→ **WHAT IS ASKED**
Without the pictures, can you quote each line below exactly?

→ **Excerpts from a figure dataset**
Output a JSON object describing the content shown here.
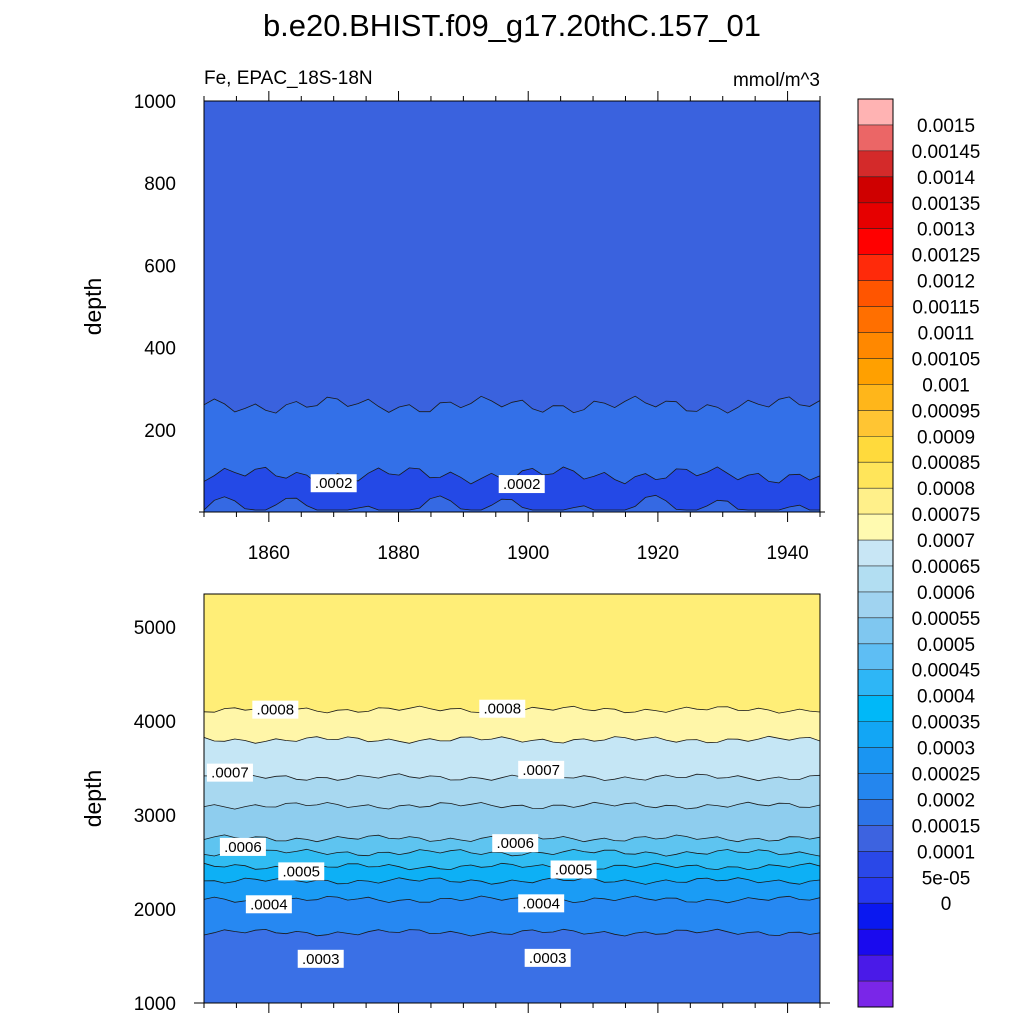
{
  "title": "b.e20.BHIST.f09_g17.20thC.157_01",
  "variable_label": "Fe, EPAC_18S-18N",
  "units_label": "mmol/m^3",
  "chart_data": [
    {
      "type": "contour",
      "panel": "upper",
      "ylabel": "depth",
      "xlim": [
        1850,
        1945
      ],
      "ylim": [
        1000,
        0
      ],
      "xticks": [
        "1860",
        "1880",
        "1900",
        "1920",
        "1940"
      ],
      "yticks": [
        "200",
        "400",
        "600",
        "800",
        "1000"
      ],
      "contour_labels": [
        {
          "text": ".0002",
          "x": 1870,
          "y": 70
        },
        {
          "text": ".0002",
          "x": 1899,
          "y": 68
        }
      ],
      "bands": [
        {
          "min": 0.00015,
          "max": 0.0002,
          "top_depth": 0,
          "bottom_depth": 90,
          "color": "#2449E6"
        },
        {
          "min": 0.0002,
          "max": 0.00025,
          "top_depth": 90,
          "bottom_depth": 260,
          "color": "#3370E8"
        },
        {
          "min": 0.00015,
          "max": 0.0002,
          "top_depth": 260,
          "bottom_depth": 1000,
          "color": "#3A62DE"
        }
      ]
    },
    {
      "type": "contour",
      "panel": "lower",
      "ylabel": "depth",
      "xlim": [
        1850,
        1945
      ],
      "ylim": [
        5350,
        1000
      ],
      "yticks": [
        "1000",
        "2000",
        "3000",
        "4000",
        "5000"
      ],
      "contour_labels": [
        {
          "text": ".0003",
          "x": 1868,
          "y": 1470
        },
        {
          "text": ".0003",
          "x": 1903,
          "y": 1480
        },
        {
          "text": ".0004",
          "x": 1860,
          "y": 2050
        },
        {
          "text": ".0004",
          "x": 1902,
          "y": 2060
        },
        {
          "text": ".0005",
          "x": 1865,
          "y": 2400
        },
        {
          "text": ".0005",
          "x": 1907,
          "y": 2420
        },
        {
          "text": ".0006",
          "x": 1856,
          "y": 2660
        },
        {
          "text": ".0006",
          "x": 1898,
          "y": 2700
        },
        {
          "text": ".0007",
          "x": 1854,
          "y": 3450
        },
        {
          "text": ".0007",
          "x": 1902,
          "y": 3480
        },
        {
          "text": ".0008",
          "x": 1861,
          "y": 4120
        },
        {
          "text": ".0008",
          "x": 1896,
          "y": 4130
        }
      ],
      "bands": [
        {
          "min": 0.00025,
          "max": 0.0003,
          "top_depth": 1000,
          "bottom_depth": 1750,
          "color": "#3A70E6"
        },
        {
          "min": 0.0003,
          "max": 0.00035,
          "top_depth": 1750,
          "bottom_depth": 2100,
          "color": "#2688F2"
        },
        {
          "min": 0.00035,
          "max": 0.0004,
          "top_depth": 2100,
          "bottom_depth": 2300,
          "color": "#1A9CF5"
        },
        {
          "min": 0.0004,
          "max": 0.00045,
          "top_depth": 2300,
          "bottom_depth": 2450,
          "color": "#0DB0F5"
        },
        {
          "min": 0.00045,
          "max": 0.0005,
          "top_depth": 2450,
          "bottom_depth": 2600,
          "color": "#30BCF2"
        },
        {
          "min": 0.0005,
          "max": 0.00055,
          "top_depth": 2600,
          "bottom_depth": 2750,
          "color": "#5EC4F0"
        },
        {
          "min": 0.00055,
          "max": 0.0006,
          "top_depth": 2750,
          "bottom_depth": 3100,
          "color": "#8ECDEE"
        },
        {
          "min": 0.0006,
          "max": 0.00065,
          "top_depth": 3100,
          "bottom_depth": 3400,
          "color": "#A8D8F0"
        },
        {
          "min": 0.00065,
          "max": 0.0007,
          "top_depth": 3400,
          "bottom_depth": 3800,
          "color": "#C5E6F5"
        },
        {
          "min": 0.00075,
          "max": 0.0008,
          "top_depth": 3800,
          "bottom_depth": 4120,
          "color": "#FFF6A8"
        },
        {
          "min": 0.0008,
          "max": 0.00085,
          "top_depth": 4120,
          "bottom_depth": 5350,
          "color": "#FFEE77"
        }
      ]
    }
  ],
  "colorbar": {
    "colors": [
      "#FFB3B3",
      "#EB6666",
      "#D42A2A",
      "#CF0000",
      "#E60000",
      "#FF0000",
      "#FF2A0A",
      "#FF5500",
      "#FF6F00",
      "#FF8800",
      "#FFA000",
      "#FFB61A",
      "#FFC533",
      "#FFDA3C",
      "#FFE55A",
      "#FFF08A",
      "#FFFAB0",
      "#C8E6F5",
      "#B2DEF2",
      "#A0D3F0",
      "#7FC7F0",
      "#5EBEF4",
      "#2EB6F6",
      "#00B8F8",
      "#12A6F5",
      "#1A95F2",
      "#2486EE",
      "#2C74E8",
      "#3D63E0",
      "#2A48E8",
      "#2639F0",
      "#0A18F0",
      "#1A0AEE",
      "#4A1AE8",
      "#7A26E8"
    ],
    "labels": [
      "0.0015",
      "0.00145",
      "0.0014",
      "0.00135",
      "0.0013",
      "0.00125",
      "0.0012",
      "0.00115",
      "0.0011",
      "0.00105",
      "0.001",
      "0.00095",
      "0.0009",
      "0.00085",
      "0.0008",
      "0.00075",
      "0.0007",
      "0.00065",
      "0.0006",
      "0.00055",
      "0.0005",
      "0.00045",
      "0.0004",
      "0.00035",
      "0.0003",
      "0.00025",
      "0.0002",
      "0.00015",
      "0.0001",
      "5e-05",
      "0"
    ]
  }
}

→ **CORRECT RESPONSE**
Output a JSON object describing the content shown here.
{
  "title": "b.e20.BHIST.f09_g17.20thC.157_01",
  "variable_label": "Fe, EPAC_18S-18N",
  "units_label": "mmol/m^3",
  "chart_data": [
    {
      "type": "contour",
      "panel": "upper",
      "ylabel": "depth",
      "xlim": [
        1850,
        1945
      ],
      "ylim": [
        1000,
        0
      ],
      "xticks": [
        "1860",
        "1880",
        "1900",
        "1920",
        "1940"
      ],
      "yticks": [
        "200",
        "400",
        "600",
        "800",
        "1000"
      ],
      "contour_labels": [
        {
          "text": ".0002",
          "x": 1870,
          "y": 70
        },
        {
          "text": ".0002",
          "x": 1899,
          "y": 68
        }
      ],
      "bands": [
        {
          "min": 0.00015,
          "max": 0.0002,
          "top_depth": 0,
          "bottom_depth": 90,
          "color": "#2449E6"
        },
        {
          "min": 0.0002,
          "max": 0.00025,
          "top_depth": 90,
          "bottom_depth": 260,
          "color": "#3370E8"
        },
        {
          "min": 0.00015,
          "max": 0.0002,
          "top_depth": 260,
          "bottom_depth": 1000,
          "color": "#3A62DE"
        }
      ]
    },
    {
      "type": "contour",
      "panel": "lower",
      "ylabel": "depth",
      "xlim": [
        1850,
        1945
      ],
      "ylim": [
        5350,
        1000
      ],
      "yticks": [
        "1000",
        "2000",
        "3000",
        "4000",
        "5000"
      ],
      "contour_labels": [
        {
          "text": ".0003",
          "x": 1868,
          "y": 1470
        },
        {
          "text": ".0003",
          "x": 1903,
          "y": 1480
        },
        {
          "text": ".0004",
          "x": 1860,
          "y": 2050
        },
        {
          "text": ".0004",
          "x": 1902,
          "y": 2060
        },
        {
          "text": ".0005",
          "x": 1865,
          "y": 2400
        },
        {
          "text": ".0005",
          "x": 1907,
          "y": 2420
        },
        {
          "text": ".0006",
          "x": 1856,
          "y": 2660
        },
        {
          "text": ".0006",
          "x": 1898,
          "y": 2700
        },
        {
          "text": ".0007",
          "x": 1854,
          "y": 3450
        },
        {
          "text": ".0007",
          "x": 1902,
          "y": 3480
        },
        {
          "text": ".0008",
          "x": 1861,
          "y": 4120
        },
        {
          "text": ".0008",
          "x": 1896,
          "y": 4130
        }
      ],
      "bands": [
        {
          "min": 0.00025,
          "max": 0.0003,
          "top_depth": 1000,
          "bottom_depth": 1750,
          "color": "#3A70E6"
        },
        {
          "min": 0.0003,
          "max": 0.00035,
          "top_depth": 1750,
          "bottom_depth": 2100,
          "color": "#2688F2"
        },
        {
          "min": 0.00035,
          "max": 0.0004,
          "top_depth": 2100,
          "bottom_depth": 2300,
          "color": "#1A9CF5"
        },
        {
          "min": 0.0004,
          "max": 0.00045,
          "top_depth": 2300,
          "bottom_depth": 2450,
          "color": "#0DB0F5"
        },
        {
          "min": 0.00045,
          "max": 0.0005,
          "top_depth": 2450,
          "bottom_depth": 2600,
          "color": "#30BCF2"
        },
        {
          "min": 0.0005,
          "max": 0.00055,
          "top_depth": 2600,
          "bottom_depth": 2750,
          "color": "#5EC4F0"
        },
        {
          "min": 0.00055,
          "max": 0.0006,
          "top_depth": 2750,
          "bottom_depth": 3100,
          "color": "#8ECDEE"
        },
        {
          "min": 0.0006,
          "max": 0.00065,
          "top_depth": 3100,
          "bottom_depth": 3400,
          "color": "#A8D8F0"
        },
        {
          "min": 0.00065,
          "max": 0.0007,
          "top_depth": 3400,
          "bottom_depth": 3800,
          "color": "#C5E6F5"
        },
        {
          "min": 0.00075,
          "max": 0.0008,
          "top_depth": 3800,
          "bottom_depth": 4120,
          "color": "#FFF6A8"
        },
        {
          "min": 0.0008,
          "max": 0.00085,
          "top_depth": 4120,
          "bottom_depth": 5350,
          "color": "#FFEE77"
        }
      ]
    }
  ],
  "colorbar": {
    "colors": [
      "#FFB3B3",
      "#EB6666",
      "#D42A2A",
      "#CF0000",
      "#E60000",
      "#FF0000",
      "#FF2A0A",
      "#FF5500",
      "#FF6F00",
      "#FF8800",
      "#FFA000",
      "#FFB61A",
      "#FFC533",
      "#FFDA3C",
      "#FFE55A",
      "#FFF08A",
      "#FFFAB0",
      "#C8E6F5",
      "#B2DEF2",
      "#A0D3F0",
      "#7FC7F0",
      "#5EBEF4",
      "#2EB6F6",
      "#00B8F8",
      "#12A6F5",
      "#1A95F2",
      "#2486EE",
      "#2C74E8",
      "#3D63E0",
      "#2A48E8",
      "#2639F0",
      "#0A18F0",
      "#1A0AEE",
      "#4A1AE8",
      "#7A26E8"
    ],
    "labels": [
      "0.0015",
      "0.00145",
      "0.0014",
      "0.00135",
      "0.0013",
      "0.00125",
      "0.0012",
      "0.00115",
      "0.0011",
      "0.00105",
      "0.001",
      "0.00095",
      "0.0009",
      "0.00085",
      "0.0008",
      "0.00075",
      "0.0007",
      "0.00065",
      "0.0006",
      "0.00055",
      "0.0005",
      "0.00045",
      "0.0004",
      "0.00035",
      "0.0003",
      "0.00025",
      "0.0002",
      "0.00015",
      "0.0001",
      "5e-05",
      "0"
    ]
  }
}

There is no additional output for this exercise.